(Dataset records)
-----
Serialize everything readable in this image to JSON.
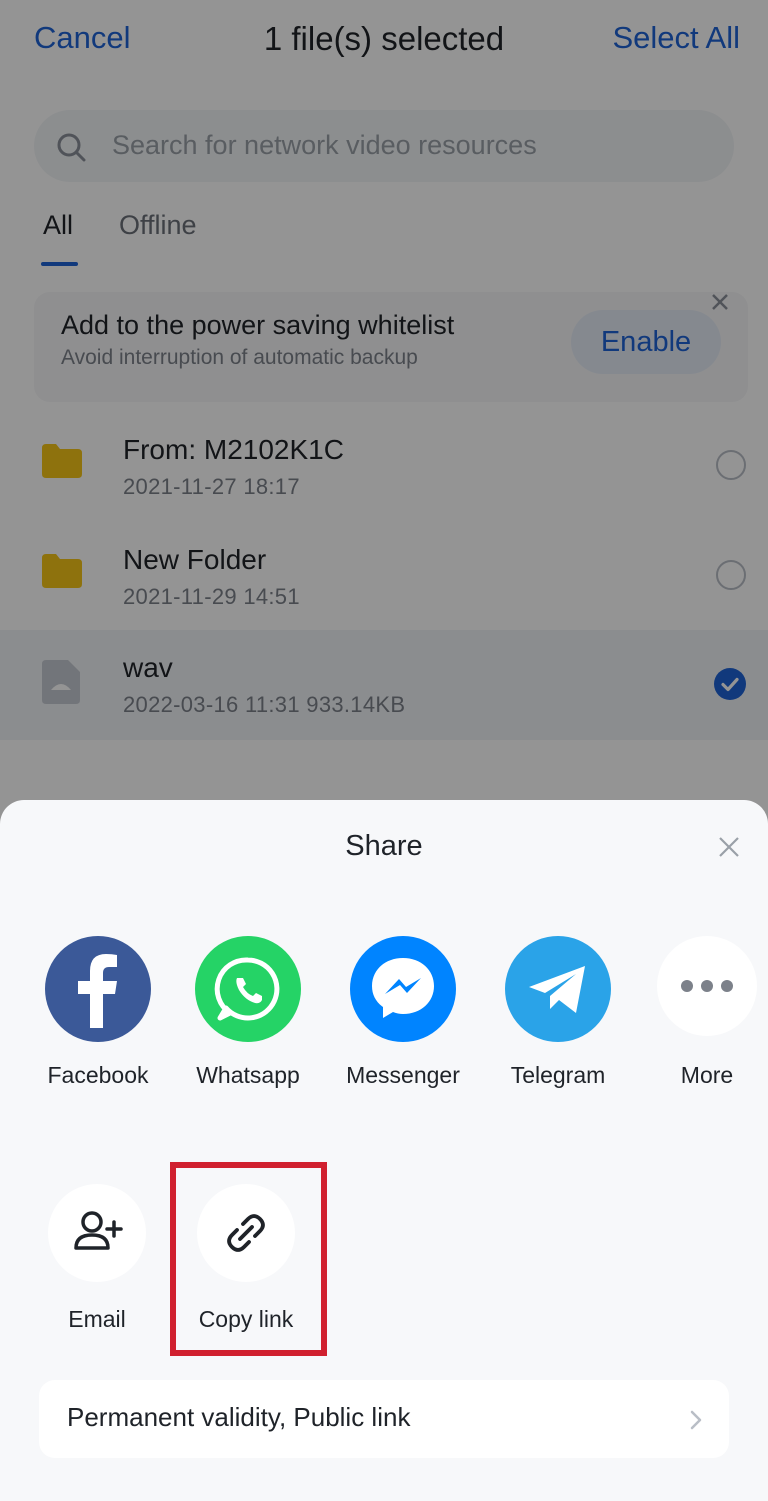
{
  "topbar": {
    "cancel": "Cancel",
    "title": "1 file(s) selected",
    "select_all": "Select All"
  },
  "search": {
    "placeholder": "Search for network video resources"
  },
  "tabs": [
    {
      "label": "All",
      "active": true
    },
    {
      "label": "Offline",
      "active": false
    }
  ],
  "banner": {
    "title": "Add to the power saving whitelist",
    "subtitle": "Avoid interruption of automatic backup",
    "button": "Enable"
  },
  "files": [
    {
      "name": "From: M2102K1C",
      "meta": "2021-11-27  18:17",
      "type": "folder",
      "selected": false
    },
    {
      "name": "New Folder",
      "meta": "2021-11-29  14:51",
      "type": "folder",
      "selected": false
    },
    {
      "name": "wav",
      "meta": "2022-03-16  11:31  933.14KB",
      "type": "file",
      "selected": true
    }
  ],
  "share": {
    "title": "Share",
    "apps": [
      {
        "label": "Facebook",
        "icon": "facebook-icon",
        "color": "#3b5998"
      },
      {
        "label": "Whatsapp",
        "icon": "whatsapp-icon",
        "color": "#25d366"
      },
      {
        "label": "Messenger",
        "icon": "messenger-icon",
        "color": "#0084ff"
      },
      {
        "label": "Telegram",
        "icon": "telegram-icon",
        "color": "#2aa3e8"
      },
      {
        "label": "More",
        "icon": "more-icon",
        "color": "#ffffff"
      }
    ],
    "options": [
      {
        "label": "Email",
        "icon": "add-user-icon"
      },
      {
        "label": "Copy link",
        "icon": "link-icon"
      }
    ],
    "permission": "Permanent validity, Public link"
  },
  "colors": {
    "accent": "#1e63d6",
    "highlight": "#d0202f",
    "folder": "#f5c518"
  }
}
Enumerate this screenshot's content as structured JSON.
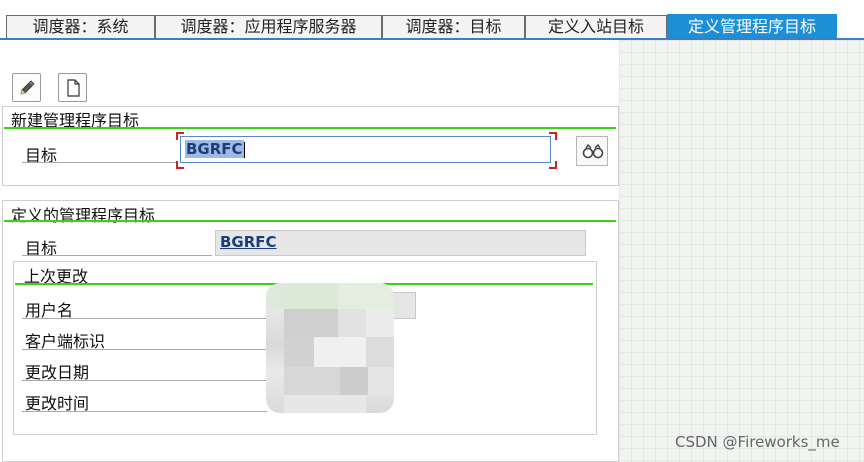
-----
**Objective**
Copy each line of the listing in which the word "selected" can be found.

**Task result**
    "title": "1 file(s) selected",
      "selected": false
      "selected": false
      "selected": true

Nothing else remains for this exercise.